━━ SUPPLIED ENTRIES
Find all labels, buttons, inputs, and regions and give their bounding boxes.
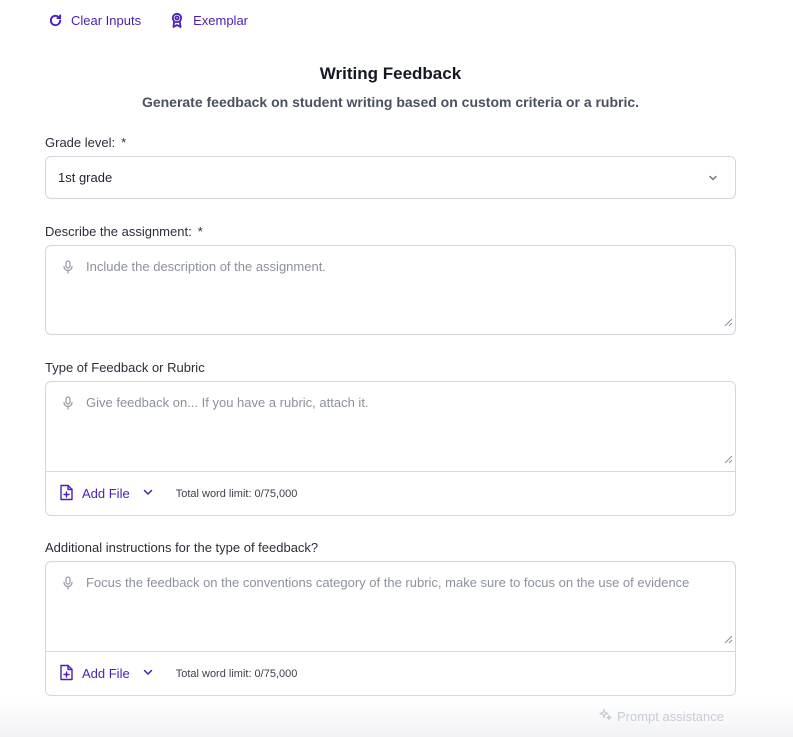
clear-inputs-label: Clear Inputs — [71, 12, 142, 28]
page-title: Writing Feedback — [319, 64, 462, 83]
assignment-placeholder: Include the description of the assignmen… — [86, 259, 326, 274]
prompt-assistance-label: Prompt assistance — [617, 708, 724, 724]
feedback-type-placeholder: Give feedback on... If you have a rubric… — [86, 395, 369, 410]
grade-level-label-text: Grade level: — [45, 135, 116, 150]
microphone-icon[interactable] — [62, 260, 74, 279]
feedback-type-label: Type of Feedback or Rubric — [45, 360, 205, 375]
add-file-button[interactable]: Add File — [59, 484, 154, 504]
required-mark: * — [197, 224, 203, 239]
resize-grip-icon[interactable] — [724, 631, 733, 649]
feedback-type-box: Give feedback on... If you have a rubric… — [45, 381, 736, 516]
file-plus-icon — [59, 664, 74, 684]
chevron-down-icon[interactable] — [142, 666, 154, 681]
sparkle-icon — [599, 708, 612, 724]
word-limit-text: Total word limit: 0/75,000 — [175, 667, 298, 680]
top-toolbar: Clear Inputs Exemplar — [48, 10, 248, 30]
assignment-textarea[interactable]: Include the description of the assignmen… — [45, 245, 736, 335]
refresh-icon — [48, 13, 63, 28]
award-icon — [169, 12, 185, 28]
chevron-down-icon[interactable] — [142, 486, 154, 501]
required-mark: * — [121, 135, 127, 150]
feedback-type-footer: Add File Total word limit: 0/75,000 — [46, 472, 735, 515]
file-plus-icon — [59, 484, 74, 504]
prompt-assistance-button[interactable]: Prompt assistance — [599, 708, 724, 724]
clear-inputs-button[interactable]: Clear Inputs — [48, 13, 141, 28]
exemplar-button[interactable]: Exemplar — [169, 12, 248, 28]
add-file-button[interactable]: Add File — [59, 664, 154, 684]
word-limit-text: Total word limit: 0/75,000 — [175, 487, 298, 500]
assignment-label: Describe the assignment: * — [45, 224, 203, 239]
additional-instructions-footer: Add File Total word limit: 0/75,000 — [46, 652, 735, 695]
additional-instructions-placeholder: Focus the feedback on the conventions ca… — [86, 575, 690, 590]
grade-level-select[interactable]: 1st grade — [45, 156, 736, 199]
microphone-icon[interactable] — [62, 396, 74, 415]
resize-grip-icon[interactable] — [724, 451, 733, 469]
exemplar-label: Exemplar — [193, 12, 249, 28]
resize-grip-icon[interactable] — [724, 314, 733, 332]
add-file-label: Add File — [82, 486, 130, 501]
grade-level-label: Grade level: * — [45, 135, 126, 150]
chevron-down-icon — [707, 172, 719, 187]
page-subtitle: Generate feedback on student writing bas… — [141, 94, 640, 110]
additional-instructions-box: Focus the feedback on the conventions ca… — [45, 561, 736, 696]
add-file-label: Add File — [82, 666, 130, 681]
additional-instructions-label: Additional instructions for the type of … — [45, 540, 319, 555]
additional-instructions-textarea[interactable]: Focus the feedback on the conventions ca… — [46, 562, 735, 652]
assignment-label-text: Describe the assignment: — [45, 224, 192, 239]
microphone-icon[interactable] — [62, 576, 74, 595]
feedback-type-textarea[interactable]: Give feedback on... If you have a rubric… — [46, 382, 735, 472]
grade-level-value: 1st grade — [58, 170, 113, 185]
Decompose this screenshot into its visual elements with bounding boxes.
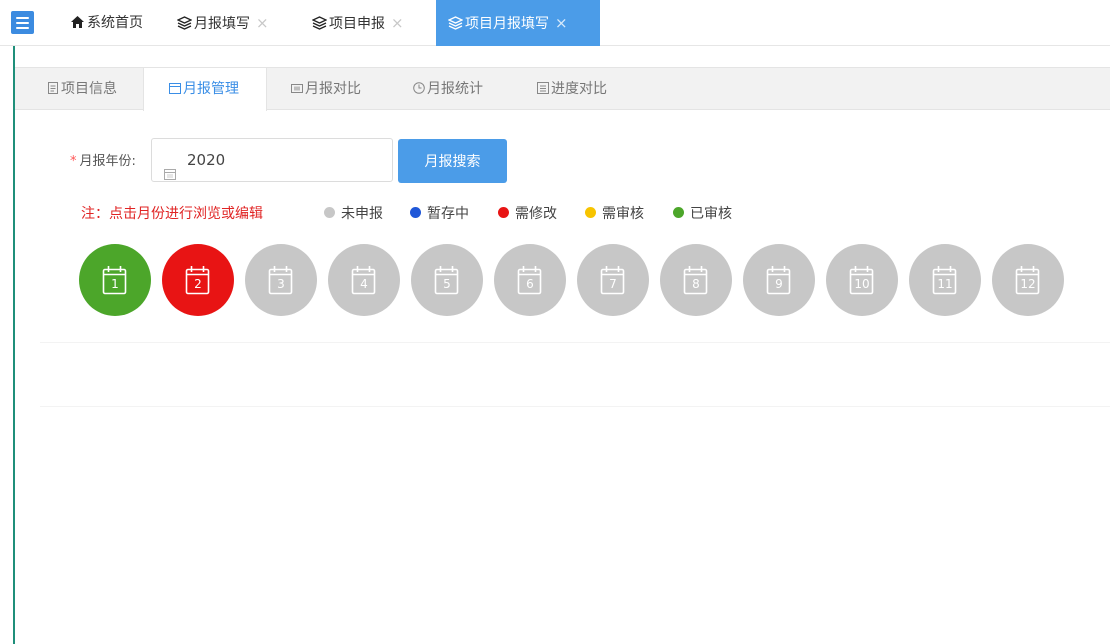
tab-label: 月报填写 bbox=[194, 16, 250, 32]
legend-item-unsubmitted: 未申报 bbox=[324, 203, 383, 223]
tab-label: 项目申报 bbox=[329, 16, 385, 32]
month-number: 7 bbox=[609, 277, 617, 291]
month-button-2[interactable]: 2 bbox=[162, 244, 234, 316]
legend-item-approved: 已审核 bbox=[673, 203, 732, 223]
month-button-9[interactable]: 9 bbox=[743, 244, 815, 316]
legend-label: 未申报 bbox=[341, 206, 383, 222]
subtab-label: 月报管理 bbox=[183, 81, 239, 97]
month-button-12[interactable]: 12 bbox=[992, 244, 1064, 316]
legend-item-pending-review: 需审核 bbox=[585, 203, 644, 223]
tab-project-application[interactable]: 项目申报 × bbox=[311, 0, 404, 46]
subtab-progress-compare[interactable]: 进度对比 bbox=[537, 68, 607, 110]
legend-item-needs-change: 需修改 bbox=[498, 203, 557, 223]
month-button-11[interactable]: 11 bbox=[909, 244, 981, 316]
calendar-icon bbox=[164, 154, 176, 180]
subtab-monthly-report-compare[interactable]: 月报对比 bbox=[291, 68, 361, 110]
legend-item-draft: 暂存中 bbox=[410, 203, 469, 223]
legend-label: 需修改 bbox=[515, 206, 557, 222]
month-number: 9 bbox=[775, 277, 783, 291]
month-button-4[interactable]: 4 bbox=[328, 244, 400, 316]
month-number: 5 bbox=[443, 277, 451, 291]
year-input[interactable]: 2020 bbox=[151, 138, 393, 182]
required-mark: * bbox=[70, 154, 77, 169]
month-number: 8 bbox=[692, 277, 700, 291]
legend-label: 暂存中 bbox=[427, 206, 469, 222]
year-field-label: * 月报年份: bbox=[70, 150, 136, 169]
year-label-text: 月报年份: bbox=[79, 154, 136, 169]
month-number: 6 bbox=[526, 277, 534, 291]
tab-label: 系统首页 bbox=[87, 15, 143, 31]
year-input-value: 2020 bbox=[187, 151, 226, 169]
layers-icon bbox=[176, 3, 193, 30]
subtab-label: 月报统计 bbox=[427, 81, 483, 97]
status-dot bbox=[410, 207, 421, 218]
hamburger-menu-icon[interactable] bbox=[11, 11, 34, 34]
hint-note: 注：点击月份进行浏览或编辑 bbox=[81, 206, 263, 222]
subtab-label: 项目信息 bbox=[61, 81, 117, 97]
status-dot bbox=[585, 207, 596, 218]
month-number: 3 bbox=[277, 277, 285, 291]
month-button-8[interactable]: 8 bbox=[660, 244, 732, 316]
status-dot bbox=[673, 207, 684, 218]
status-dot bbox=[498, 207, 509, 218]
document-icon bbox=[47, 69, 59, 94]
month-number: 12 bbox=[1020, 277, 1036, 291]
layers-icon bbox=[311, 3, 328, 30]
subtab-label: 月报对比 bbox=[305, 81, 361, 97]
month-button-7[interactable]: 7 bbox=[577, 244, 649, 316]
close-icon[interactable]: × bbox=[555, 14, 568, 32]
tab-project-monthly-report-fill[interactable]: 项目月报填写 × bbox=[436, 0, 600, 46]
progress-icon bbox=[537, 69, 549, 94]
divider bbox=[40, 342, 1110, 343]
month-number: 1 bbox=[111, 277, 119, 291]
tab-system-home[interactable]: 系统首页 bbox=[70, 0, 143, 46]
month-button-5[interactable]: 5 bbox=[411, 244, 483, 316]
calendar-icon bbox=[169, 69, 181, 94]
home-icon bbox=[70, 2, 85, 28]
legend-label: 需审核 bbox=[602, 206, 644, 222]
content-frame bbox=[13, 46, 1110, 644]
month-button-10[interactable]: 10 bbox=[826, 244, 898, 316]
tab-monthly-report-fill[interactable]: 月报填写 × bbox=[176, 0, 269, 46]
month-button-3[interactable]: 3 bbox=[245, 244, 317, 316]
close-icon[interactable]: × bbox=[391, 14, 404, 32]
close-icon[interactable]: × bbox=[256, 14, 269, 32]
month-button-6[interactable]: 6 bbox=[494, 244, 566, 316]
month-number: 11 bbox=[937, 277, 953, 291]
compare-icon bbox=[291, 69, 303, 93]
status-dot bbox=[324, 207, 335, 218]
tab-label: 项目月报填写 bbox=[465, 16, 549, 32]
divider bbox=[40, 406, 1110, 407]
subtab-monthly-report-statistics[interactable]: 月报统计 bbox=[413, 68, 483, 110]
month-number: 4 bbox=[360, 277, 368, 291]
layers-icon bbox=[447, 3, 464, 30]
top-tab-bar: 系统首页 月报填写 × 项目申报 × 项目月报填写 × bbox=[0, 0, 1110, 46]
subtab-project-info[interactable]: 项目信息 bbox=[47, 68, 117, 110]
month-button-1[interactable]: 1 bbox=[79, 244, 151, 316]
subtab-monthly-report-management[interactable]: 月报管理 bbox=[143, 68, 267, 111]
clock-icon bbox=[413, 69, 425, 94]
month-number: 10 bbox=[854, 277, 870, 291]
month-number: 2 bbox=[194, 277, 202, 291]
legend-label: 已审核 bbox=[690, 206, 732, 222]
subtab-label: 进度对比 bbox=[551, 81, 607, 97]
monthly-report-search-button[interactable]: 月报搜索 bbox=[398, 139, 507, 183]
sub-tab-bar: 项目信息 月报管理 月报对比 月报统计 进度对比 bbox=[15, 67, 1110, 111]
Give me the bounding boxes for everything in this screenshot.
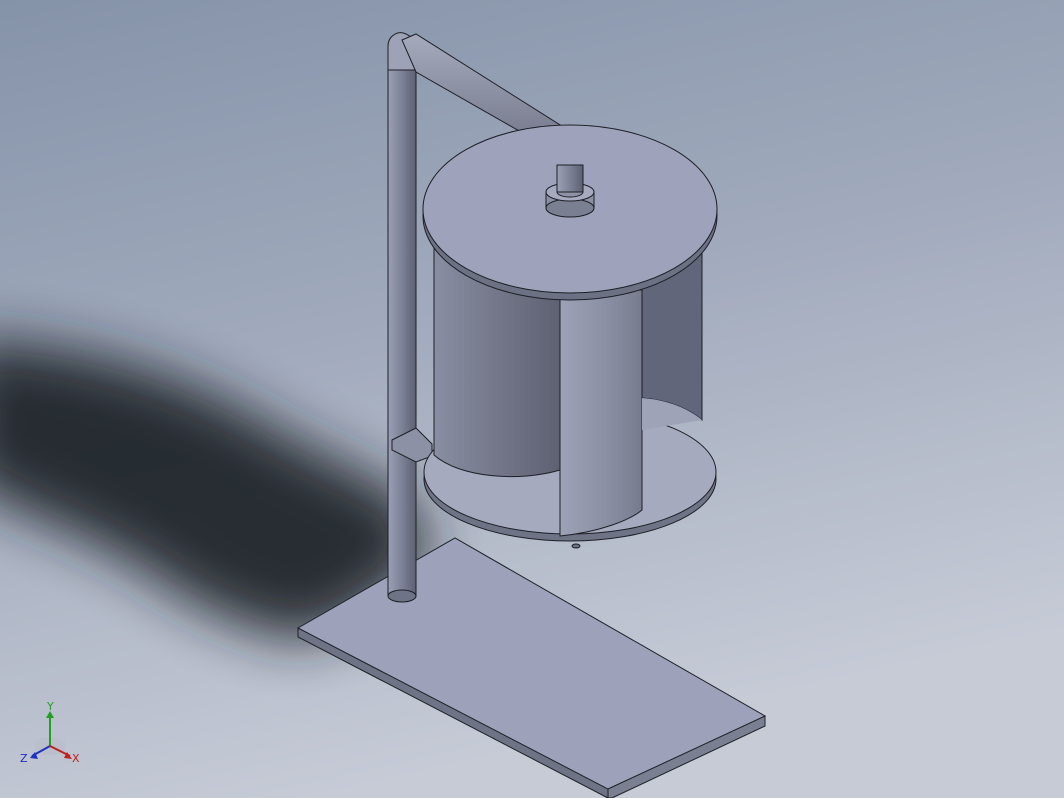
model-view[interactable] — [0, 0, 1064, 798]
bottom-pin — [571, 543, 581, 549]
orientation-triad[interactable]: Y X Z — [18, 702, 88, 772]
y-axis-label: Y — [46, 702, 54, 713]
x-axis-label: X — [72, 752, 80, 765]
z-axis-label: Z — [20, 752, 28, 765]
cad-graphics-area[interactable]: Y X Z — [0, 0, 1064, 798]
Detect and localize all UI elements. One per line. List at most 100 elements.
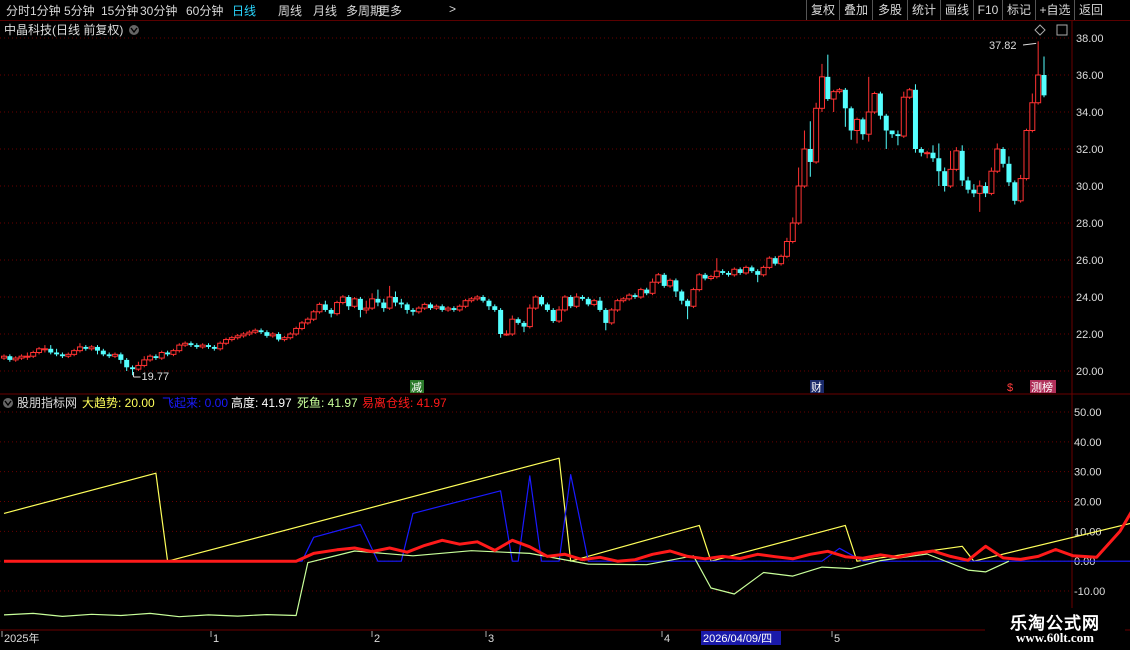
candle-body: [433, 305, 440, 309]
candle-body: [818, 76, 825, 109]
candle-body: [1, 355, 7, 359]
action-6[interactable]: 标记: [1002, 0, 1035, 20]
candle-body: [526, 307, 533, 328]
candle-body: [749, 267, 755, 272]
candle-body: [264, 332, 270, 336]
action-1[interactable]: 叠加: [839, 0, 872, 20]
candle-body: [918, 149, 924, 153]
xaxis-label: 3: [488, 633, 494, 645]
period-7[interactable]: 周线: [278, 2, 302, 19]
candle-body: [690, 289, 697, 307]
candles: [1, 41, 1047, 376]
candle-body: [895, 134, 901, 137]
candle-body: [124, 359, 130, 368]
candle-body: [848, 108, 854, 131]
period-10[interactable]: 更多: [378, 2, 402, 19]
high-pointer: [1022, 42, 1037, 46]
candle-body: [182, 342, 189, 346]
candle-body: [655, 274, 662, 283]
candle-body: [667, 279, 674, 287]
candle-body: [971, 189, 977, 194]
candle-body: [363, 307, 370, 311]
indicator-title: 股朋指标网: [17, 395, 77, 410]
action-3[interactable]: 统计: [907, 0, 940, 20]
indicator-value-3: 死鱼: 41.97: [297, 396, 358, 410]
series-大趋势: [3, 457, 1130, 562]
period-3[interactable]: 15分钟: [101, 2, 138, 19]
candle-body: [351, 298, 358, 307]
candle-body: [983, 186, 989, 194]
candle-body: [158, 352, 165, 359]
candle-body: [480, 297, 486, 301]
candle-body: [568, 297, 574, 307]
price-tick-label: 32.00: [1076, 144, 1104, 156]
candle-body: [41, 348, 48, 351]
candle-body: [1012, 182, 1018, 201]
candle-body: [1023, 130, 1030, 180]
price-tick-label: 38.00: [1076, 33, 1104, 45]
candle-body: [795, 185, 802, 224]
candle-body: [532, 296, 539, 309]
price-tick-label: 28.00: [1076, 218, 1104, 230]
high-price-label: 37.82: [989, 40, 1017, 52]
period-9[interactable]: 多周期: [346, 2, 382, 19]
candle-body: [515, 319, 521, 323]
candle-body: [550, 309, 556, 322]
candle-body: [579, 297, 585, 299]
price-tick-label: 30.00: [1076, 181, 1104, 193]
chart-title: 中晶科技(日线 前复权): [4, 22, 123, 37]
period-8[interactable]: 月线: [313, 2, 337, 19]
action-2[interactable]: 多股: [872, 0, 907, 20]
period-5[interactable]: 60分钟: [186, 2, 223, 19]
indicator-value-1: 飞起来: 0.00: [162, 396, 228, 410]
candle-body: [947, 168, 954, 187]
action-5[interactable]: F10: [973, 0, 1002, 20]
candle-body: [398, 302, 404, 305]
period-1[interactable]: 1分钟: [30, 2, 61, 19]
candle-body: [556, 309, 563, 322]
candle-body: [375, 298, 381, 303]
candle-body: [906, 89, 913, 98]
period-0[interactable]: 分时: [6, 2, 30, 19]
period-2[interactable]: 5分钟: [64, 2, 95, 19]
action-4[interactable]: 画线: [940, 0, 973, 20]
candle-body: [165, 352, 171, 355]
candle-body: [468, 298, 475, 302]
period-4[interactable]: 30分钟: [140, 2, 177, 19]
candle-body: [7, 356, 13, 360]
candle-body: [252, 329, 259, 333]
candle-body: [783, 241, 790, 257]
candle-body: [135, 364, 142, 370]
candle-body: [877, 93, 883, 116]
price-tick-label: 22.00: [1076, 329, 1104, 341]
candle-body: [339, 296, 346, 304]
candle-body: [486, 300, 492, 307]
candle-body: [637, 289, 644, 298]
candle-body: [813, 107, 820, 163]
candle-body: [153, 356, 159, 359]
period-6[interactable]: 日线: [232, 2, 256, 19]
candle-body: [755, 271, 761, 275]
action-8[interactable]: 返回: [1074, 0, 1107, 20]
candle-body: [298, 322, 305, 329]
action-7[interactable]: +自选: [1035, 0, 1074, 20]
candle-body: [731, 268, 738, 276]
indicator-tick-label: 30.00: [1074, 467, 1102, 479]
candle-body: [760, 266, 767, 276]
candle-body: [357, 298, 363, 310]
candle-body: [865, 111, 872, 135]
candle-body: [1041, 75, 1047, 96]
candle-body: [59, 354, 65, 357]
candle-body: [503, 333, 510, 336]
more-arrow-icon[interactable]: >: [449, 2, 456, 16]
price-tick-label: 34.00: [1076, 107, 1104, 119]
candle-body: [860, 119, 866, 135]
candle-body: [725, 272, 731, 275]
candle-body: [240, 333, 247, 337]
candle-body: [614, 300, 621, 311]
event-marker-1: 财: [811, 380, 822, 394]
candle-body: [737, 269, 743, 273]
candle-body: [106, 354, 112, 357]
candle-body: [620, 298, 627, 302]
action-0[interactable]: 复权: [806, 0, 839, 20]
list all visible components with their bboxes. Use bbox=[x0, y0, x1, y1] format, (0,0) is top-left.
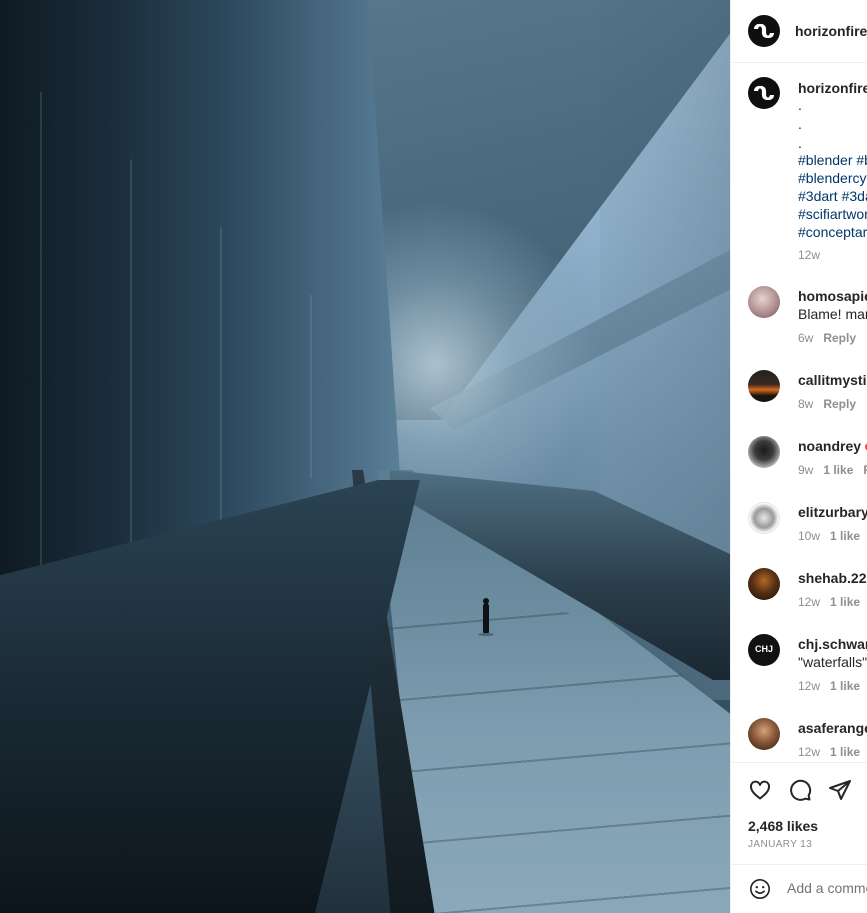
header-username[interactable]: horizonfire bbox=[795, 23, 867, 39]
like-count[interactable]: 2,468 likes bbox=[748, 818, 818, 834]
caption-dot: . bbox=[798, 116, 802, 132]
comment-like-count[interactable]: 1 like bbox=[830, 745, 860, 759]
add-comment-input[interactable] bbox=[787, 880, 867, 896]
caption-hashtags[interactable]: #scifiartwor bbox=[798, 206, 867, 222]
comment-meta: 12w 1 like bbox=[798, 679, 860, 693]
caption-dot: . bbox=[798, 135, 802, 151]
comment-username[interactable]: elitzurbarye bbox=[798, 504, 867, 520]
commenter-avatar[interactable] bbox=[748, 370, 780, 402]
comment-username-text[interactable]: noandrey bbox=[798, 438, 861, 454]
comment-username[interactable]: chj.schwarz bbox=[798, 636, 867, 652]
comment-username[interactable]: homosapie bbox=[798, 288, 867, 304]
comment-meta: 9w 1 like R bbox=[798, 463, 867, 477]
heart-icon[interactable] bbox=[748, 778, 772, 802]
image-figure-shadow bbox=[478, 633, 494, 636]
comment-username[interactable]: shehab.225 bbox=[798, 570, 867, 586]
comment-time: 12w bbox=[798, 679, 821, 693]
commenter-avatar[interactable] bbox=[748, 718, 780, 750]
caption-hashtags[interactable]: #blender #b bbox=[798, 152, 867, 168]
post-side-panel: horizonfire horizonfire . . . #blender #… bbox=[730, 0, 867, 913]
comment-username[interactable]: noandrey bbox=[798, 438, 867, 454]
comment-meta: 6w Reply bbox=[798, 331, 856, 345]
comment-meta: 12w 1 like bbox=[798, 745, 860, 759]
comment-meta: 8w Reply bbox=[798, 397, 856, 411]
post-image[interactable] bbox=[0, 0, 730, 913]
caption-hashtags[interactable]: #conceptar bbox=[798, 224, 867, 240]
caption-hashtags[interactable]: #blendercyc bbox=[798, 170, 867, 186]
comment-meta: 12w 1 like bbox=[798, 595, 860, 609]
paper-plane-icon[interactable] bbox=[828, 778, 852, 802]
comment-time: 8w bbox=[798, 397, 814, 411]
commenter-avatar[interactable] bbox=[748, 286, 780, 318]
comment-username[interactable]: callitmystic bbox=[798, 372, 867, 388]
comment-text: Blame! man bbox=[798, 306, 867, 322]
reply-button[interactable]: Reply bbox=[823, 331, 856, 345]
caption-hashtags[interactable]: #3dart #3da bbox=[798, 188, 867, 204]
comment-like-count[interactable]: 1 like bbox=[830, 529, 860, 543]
━━━━
Turn the lines from the one containing "model-view[interactable] — [0, 0, 1064, 798]" through the one containing "cad-graphics-area[interactable]: Y X" into a numbered list, leaving out any blank lines.

- _FULL RESPONSE_:
1. model-view[interactable] — [0, 0, 1064, 798]
2. bottom-pin — [571, 543, 581, 549]
3. orientation-triad[interactable]: Y X Z — [18, 702, 88, 772]
4. y-axis-label: Y — [46, 702, 54, 713]
5. x-axis-label: X — [72, 752, 80, 765]
6. z-axis-label: Z — [20, 752, 28, 765]
7. cad-graphics-area[interactable]: Y X Z — [0, 0, 1064, 798]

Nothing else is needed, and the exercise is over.